PROBLEM TO SOLVE
Reproduce all of the material exactly as shown.

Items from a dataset
↓↓↓
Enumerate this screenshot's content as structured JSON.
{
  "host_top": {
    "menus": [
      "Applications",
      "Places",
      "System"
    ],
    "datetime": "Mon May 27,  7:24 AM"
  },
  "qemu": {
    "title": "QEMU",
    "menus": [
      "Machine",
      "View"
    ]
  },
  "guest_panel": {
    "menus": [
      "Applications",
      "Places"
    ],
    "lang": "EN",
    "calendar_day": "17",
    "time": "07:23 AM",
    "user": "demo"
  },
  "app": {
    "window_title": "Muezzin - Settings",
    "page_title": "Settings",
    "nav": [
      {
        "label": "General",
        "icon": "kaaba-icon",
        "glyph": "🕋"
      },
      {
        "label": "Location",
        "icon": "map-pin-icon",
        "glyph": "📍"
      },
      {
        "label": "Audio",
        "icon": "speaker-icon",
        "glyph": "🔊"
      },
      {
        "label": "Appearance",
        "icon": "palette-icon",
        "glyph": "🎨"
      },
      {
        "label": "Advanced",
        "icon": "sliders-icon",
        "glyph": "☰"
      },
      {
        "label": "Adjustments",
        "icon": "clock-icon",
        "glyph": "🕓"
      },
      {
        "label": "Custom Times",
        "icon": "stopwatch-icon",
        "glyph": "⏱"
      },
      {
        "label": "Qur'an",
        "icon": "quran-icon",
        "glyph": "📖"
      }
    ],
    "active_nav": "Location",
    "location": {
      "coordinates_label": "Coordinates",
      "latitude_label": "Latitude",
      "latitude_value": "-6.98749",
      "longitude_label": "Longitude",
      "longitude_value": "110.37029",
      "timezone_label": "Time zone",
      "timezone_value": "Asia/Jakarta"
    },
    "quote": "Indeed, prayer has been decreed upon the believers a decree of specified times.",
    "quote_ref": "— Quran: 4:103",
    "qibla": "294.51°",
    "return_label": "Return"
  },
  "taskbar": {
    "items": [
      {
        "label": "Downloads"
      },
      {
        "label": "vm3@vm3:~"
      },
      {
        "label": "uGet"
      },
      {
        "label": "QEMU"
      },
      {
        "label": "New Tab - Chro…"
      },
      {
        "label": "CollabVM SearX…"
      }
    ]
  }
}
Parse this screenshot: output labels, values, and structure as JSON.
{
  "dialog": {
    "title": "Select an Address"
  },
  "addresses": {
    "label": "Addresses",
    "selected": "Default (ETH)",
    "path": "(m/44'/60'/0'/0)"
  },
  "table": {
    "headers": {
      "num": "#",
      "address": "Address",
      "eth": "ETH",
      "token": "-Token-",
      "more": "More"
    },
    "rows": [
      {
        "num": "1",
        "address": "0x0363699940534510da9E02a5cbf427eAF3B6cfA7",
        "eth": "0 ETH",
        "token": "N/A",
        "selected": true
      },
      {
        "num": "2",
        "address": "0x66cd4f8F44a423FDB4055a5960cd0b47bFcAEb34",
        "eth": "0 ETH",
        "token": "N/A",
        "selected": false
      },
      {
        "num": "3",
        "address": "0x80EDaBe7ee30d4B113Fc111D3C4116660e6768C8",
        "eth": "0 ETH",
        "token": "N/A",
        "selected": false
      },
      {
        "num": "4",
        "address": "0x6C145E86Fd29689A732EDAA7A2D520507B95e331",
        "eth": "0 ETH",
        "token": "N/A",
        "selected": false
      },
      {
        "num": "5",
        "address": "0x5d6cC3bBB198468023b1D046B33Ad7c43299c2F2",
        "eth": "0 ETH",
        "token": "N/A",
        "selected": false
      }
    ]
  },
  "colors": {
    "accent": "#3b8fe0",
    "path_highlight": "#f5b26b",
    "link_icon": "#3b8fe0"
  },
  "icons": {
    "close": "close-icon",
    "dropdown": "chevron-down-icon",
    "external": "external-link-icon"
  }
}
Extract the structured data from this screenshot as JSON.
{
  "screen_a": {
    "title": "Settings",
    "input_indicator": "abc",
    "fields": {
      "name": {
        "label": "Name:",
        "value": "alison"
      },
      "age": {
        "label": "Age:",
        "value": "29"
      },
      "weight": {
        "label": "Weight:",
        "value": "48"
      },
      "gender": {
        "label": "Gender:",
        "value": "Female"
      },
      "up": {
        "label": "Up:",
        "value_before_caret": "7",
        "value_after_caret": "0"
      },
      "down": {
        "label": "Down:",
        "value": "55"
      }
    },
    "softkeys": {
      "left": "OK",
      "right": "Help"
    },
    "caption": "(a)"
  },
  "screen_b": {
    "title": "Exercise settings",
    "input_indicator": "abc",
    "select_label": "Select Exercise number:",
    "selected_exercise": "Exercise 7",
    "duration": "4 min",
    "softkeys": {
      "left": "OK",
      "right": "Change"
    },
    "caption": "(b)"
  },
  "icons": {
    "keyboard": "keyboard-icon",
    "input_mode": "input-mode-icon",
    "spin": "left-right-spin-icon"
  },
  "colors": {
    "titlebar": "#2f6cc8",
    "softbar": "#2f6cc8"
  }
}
↑↑↑
SOLVED PROBLEM
Enumerate this screenshot's content as structured JSON.
{
  "host_top": {
    "menus": [
      "Applications",
      "Places",
      "System"
    ],
    "datetime": "Mon May 27,  7:24 AM"
  },
  "qemu": {
    "title": "QEMU",
    "menus": [
      "Machine",
      "View"
    ]
  },
  "guest_panel": {
    "menus": [
      "Applications",
      "Places"
    ],
    "lang": "EN",
    "calendar_day": "17",
    "time": "07:23 AM",
    "user": "demo"
  },
  "app": {
    "window_title": "Muezzin - Settings",
    "page_title": "Settings",
    "nav": [
      {
        "label": "General",
        "icon": "kaaba-icon",
        "glyph": "🕋"
      },
      {
        "label": "Location",
        "icon": "map-pin-icon",
        "glyph": "📍"
      },
      {
        "label": "Audio",
        "icon": "speaker-icon",
        "glyph": "🔊"
      },
      {
        "label": "Appearance",
        "icon": "palette-icon",
        "glyph": "🎨"
      },
      {
        "label": "Advanced",
        "icon": "sliders-icon",
        "glyph": "☰"
      },
      {
        "label": "Adjustments",
        "icon": "clock-icon",
        "glyph": "🕓"
      },
      {
        "label": "Custom Times",
        "icon": "stopwatch-icon",
        "glyph": "⏱"
      },
      {
        "label": "Qur'an",
        "icon": "quran-icon",
        "glyph": "📖"
      }
    ],
    "active_nav": "Location",
    "location": {
      "coordinates_label": "Coordinates",
      "latitude_label": "Latitude",
      "latitude_value": "-6.98749",
      "longitude_label": "Longitude",
      "longitude_value": "110.37029",
      "timezone_label": "Time zone",
      "timezone_value": "Asia/Jakarta"
    },
    "quote": "Indeed, prayer has been decreed upon the believers a decree of specified times.",
    "quote_ref": "— Quran: 4:103",
    "qibla": "294.51°",
    "return_label": "Return"
  },
  "taskbar": {
    "items": [
      {
        "label": "Downloads"
      },
      {
        "label": "vm3@vm3:~"
      },
      {
        "label": "uGet"
      },
      {
        "label": "QEMU"
      },
      {
        "label": "New Tab - Chro…"
      },
      {
        "label": "CollabVM SearX…"
      }
    ]
  }
}
Parse this screenshot: output labels, values, and structure as JSON.
{
  "dialog": {
    "title": "Select an Address"
  },
  "addresses": {
    "label": "Addresses",
    "selected": "Default (ETH)",
    "path": "(m/44'/60'/0'/0)"
  },
  "table": {
    "headers": {
      "num": "#",
      "address": "Address",
      "eth": "ETH",
      "token": "-Token-",
      "more": "More"
    },
    "rows": [
      {
        "num": "1",
        "address": "0x0363699940534510da9E02a5cbf427eAF3B6cfA7",
        "eth": "0 ETH",
        "token": "N/A",
        "selected": true
      },
      {
        "num": "2",
        "address": "0x66cd4f8F44a423FDB4055a5960cd0b47bFcAEb34",
        "eth": "0 ETH",
        "token": "N/A",
        "selected": false
      },
      {
        "num": "3",
        "address": "0x80EDaBe7ee30d4B113Fc111D3C4116660e6768C8",
        "eth": "0 ETH",
        "token": "N/A",
        "selected": false
      },
      {
        "num": "4",
        "address": "0x6C145E86Fd29689A732EDAA7A2D520507B95e331",
        "eth": "0 ETH",
        "token": "N/A",
        "selected": false
      },
      {
        "num": "5",
        "address": "0x5d6cC3bBB198468023b1D046B33Ad7c43299c2F2",
        "eth": "0 ETH",
        "token": "N/A",
        "selected": false
      }
    ]
  },
  "colors": {
    "accent": "#3b8fe0",
    "path_highlight": "#f5b26b",
    "link_icon": "#3b8fe0"
  },
  "icons": {
    "close": "close-icon",
    "dropdown": "chevron-down-icon",
    "external": "external-link-icon"
  }
}
Extract the structured data from this screenshot as JSON.
{
  "screen_a": {
    "title": "Settings",
    "input_indicator": "abc",
    "fields": {
      "name": {
        "label": "Name:",
        "value": "alison"
      },
      "age": {
        "label": "Age:",
        "value": "29"
      },
      "weight": {
        "label": "Weight:",
        "value": "48"
      },
      "gender": {
        "label": "Gender:",
        "value": "Female"
      },
      "up": {
        "label": "Up:",
        "value_before_caret": "7",
        "value_after_caret": "0"
      },
      "down": {
        "label": "Down:",
        "value": "55"
      }
    },
    "softkeys": {
      "left": "OK",
      "right": "Help"
    },
    "caption": "(a)"
  },
  "screen_b": {
    "title": "Exercise settings",
    "input_indicator": "abc",
    "select_label": "Select Exercise number:",
    "selected_exercise": "Exercise 7",
    "duration": "4 min",
    "softkeys": {
      "left": "OK",
      "right": "Change"
    },
    "caption": "(b)"
  },
  "icons": {
    "keyboard": "keyboard-icon",
    "input_mode": "input-mode-icon",
    "spin": "left-right-spin-icon"
  },
  "colors": {
    "titlebar": "#2f6cc8",
    "softbar": "#2f6cc8"
  }
}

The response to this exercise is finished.